Wherever "Please" appears in a line, copy that line.

- [RECORD LIST]
########

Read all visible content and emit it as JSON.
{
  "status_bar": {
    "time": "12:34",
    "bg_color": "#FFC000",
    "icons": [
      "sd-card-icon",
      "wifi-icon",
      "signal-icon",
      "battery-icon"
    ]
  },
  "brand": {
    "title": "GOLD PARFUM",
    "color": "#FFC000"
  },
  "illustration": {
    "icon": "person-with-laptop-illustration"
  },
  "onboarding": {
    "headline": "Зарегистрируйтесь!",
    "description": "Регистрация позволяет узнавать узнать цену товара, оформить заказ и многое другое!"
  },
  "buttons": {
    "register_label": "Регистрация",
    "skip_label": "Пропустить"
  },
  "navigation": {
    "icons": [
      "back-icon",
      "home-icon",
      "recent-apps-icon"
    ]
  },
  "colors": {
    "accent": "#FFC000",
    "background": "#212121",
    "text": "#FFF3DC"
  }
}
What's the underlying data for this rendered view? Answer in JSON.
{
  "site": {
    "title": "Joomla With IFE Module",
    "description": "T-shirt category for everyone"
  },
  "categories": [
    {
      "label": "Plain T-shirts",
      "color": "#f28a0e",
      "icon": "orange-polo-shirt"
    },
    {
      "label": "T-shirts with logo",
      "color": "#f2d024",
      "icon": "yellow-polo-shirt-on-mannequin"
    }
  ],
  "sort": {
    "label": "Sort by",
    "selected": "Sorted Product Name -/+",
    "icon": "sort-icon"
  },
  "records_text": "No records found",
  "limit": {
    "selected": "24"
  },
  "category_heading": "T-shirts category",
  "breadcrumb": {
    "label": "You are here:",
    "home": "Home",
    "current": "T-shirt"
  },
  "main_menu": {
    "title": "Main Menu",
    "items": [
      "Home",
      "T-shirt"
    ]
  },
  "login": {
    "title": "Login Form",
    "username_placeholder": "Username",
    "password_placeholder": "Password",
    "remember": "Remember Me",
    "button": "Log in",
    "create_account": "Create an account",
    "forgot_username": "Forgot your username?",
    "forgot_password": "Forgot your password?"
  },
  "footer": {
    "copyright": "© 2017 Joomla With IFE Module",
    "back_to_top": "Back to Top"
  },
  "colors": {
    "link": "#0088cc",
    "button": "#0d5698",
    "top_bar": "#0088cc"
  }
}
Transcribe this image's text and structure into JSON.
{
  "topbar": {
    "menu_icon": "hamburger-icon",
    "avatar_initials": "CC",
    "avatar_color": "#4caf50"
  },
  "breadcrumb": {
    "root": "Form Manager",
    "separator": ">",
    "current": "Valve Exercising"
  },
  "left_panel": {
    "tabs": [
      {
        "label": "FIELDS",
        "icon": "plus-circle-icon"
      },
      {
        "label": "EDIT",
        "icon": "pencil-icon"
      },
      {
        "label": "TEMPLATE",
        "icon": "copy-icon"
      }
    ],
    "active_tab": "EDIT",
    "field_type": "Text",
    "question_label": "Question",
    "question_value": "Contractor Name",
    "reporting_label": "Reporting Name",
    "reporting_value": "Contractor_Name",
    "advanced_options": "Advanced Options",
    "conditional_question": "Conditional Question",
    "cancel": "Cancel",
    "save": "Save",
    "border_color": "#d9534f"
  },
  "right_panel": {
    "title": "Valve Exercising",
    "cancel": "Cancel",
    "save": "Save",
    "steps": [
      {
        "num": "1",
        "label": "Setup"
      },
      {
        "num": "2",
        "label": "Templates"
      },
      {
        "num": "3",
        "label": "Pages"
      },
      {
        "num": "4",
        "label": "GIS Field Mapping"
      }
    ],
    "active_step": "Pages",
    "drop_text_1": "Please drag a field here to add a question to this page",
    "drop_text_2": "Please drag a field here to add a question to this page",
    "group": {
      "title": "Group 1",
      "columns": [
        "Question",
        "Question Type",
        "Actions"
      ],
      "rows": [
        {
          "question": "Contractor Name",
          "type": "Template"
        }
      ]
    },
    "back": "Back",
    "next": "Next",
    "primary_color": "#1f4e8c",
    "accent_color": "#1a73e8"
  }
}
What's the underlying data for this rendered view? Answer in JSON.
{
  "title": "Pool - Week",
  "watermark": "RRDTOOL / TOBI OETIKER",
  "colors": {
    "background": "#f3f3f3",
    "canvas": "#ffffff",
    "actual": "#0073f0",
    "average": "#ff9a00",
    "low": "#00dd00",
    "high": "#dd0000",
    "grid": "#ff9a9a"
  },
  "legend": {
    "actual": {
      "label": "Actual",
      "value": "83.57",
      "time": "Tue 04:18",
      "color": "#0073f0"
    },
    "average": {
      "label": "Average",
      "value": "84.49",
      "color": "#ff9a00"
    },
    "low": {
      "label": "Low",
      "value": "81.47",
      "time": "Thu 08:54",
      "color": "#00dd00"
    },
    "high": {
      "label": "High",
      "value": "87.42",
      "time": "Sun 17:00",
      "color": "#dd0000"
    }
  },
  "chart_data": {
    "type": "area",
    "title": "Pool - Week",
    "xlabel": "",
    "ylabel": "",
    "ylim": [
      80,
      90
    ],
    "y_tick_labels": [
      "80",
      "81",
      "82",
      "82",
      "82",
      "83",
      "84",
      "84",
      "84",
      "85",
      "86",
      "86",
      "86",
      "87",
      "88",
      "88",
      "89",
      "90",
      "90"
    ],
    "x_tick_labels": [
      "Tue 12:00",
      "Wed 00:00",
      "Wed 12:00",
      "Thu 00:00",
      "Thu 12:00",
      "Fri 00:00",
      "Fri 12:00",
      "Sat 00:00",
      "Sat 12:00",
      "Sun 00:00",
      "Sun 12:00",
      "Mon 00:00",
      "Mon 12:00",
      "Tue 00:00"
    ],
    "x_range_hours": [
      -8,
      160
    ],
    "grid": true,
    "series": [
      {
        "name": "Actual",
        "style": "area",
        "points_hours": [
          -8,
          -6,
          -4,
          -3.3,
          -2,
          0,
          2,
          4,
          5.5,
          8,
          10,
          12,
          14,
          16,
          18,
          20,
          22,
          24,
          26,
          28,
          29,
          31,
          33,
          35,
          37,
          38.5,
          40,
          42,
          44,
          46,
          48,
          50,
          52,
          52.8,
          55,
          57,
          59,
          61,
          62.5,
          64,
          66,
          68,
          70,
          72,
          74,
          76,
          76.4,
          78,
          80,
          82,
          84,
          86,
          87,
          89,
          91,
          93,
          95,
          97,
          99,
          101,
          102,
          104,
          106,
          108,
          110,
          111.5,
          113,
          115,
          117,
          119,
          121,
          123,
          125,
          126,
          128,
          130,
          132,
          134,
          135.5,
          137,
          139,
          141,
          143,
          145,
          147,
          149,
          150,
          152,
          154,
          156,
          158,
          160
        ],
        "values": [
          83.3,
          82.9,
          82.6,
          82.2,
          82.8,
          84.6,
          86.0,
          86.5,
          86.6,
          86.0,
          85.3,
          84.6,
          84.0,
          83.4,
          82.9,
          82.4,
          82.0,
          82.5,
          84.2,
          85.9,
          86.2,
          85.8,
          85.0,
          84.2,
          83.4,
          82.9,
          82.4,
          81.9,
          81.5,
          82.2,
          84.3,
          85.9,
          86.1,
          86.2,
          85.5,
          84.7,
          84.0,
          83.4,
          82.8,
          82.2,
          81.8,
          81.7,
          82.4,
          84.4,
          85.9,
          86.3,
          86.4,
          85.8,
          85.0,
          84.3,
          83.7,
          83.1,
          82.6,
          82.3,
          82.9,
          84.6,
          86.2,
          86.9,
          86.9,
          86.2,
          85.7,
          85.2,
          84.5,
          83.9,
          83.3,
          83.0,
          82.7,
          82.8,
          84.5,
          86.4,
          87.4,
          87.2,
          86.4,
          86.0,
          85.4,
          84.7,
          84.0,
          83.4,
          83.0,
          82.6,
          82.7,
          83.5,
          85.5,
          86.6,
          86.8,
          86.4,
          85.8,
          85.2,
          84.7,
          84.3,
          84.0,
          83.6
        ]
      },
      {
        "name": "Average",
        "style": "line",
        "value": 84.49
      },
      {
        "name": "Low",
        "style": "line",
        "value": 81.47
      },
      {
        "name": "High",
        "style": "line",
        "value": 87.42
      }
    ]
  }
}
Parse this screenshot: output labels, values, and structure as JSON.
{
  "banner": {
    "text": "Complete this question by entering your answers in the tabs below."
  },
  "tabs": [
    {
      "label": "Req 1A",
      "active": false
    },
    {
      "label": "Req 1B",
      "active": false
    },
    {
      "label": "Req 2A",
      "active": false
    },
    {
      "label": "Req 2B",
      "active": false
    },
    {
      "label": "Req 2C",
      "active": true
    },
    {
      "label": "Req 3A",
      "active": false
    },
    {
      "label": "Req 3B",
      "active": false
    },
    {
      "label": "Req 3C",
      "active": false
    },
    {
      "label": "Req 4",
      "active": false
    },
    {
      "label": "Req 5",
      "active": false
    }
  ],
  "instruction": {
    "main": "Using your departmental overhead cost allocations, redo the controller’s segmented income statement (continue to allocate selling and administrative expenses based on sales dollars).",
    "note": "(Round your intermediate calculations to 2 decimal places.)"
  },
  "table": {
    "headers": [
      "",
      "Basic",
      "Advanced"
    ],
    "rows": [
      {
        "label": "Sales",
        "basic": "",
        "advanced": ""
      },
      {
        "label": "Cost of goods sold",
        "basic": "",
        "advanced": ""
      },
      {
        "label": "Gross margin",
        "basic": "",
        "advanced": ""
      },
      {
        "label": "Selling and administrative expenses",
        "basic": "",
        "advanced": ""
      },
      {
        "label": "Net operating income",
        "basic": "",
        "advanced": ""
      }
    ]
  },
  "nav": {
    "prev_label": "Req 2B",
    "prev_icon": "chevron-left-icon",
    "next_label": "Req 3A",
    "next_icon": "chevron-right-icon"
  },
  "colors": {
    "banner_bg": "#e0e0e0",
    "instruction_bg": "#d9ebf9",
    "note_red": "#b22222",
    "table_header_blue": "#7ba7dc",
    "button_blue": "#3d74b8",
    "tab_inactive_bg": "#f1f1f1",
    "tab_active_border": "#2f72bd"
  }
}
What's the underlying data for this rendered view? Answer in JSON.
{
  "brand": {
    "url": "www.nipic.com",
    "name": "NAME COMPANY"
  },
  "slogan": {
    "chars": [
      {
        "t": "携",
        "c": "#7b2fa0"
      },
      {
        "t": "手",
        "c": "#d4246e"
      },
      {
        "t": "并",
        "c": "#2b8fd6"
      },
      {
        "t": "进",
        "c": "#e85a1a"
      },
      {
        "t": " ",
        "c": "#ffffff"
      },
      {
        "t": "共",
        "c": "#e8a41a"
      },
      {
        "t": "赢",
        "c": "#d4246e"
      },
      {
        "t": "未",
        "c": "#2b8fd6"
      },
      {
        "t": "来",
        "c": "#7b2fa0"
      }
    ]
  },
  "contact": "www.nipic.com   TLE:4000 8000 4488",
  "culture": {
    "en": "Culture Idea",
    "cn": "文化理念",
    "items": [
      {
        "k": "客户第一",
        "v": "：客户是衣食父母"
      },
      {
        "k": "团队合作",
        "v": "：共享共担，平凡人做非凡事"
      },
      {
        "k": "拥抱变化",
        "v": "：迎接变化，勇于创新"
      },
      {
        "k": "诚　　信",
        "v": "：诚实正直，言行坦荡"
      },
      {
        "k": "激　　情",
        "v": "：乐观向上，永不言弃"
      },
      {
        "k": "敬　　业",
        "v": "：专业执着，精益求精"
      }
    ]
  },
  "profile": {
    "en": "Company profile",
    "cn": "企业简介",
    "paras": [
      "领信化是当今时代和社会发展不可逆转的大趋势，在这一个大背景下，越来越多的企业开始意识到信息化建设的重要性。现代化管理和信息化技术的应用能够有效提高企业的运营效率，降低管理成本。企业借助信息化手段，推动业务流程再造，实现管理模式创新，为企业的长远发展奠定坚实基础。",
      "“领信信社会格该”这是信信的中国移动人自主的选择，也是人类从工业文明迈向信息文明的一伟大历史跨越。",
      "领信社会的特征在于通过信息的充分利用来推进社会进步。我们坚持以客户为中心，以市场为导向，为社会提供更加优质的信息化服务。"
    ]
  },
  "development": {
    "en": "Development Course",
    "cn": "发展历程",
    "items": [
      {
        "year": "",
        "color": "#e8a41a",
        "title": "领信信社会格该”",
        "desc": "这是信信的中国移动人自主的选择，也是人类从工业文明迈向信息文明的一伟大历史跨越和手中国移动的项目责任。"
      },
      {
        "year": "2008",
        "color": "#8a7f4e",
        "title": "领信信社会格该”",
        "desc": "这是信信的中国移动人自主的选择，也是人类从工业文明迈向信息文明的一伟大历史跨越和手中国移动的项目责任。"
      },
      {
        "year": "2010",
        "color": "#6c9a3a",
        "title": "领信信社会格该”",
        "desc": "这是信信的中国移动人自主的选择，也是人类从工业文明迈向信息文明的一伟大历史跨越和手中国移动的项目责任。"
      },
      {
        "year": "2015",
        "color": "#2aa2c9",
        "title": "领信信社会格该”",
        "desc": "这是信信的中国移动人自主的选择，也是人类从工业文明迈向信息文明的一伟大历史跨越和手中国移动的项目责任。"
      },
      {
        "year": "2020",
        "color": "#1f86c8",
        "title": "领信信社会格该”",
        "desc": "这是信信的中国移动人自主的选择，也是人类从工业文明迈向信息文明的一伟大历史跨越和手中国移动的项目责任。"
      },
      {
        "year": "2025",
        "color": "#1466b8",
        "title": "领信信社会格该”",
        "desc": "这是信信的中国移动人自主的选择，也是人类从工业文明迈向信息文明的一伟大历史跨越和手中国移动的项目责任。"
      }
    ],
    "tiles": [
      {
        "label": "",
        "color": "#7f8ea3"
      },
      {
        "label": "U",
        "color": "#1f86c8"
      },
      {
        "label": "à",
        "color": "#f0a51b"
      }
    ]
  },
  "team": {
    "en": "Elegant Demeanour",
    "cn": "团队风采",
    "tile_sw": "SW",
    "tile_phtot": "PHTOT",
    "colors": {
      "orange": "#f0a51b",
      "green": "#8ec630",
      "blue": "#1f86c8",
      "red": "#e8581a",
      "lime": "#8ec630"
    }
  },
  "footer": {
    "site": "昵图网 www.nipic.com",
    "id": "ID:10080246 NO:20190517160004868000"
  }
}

########

- [REPLY]
    "drop_text_1": "Please drag a field here to add a question to this page",
    "drop_text_2": "Please drag a field here to add a question to this page",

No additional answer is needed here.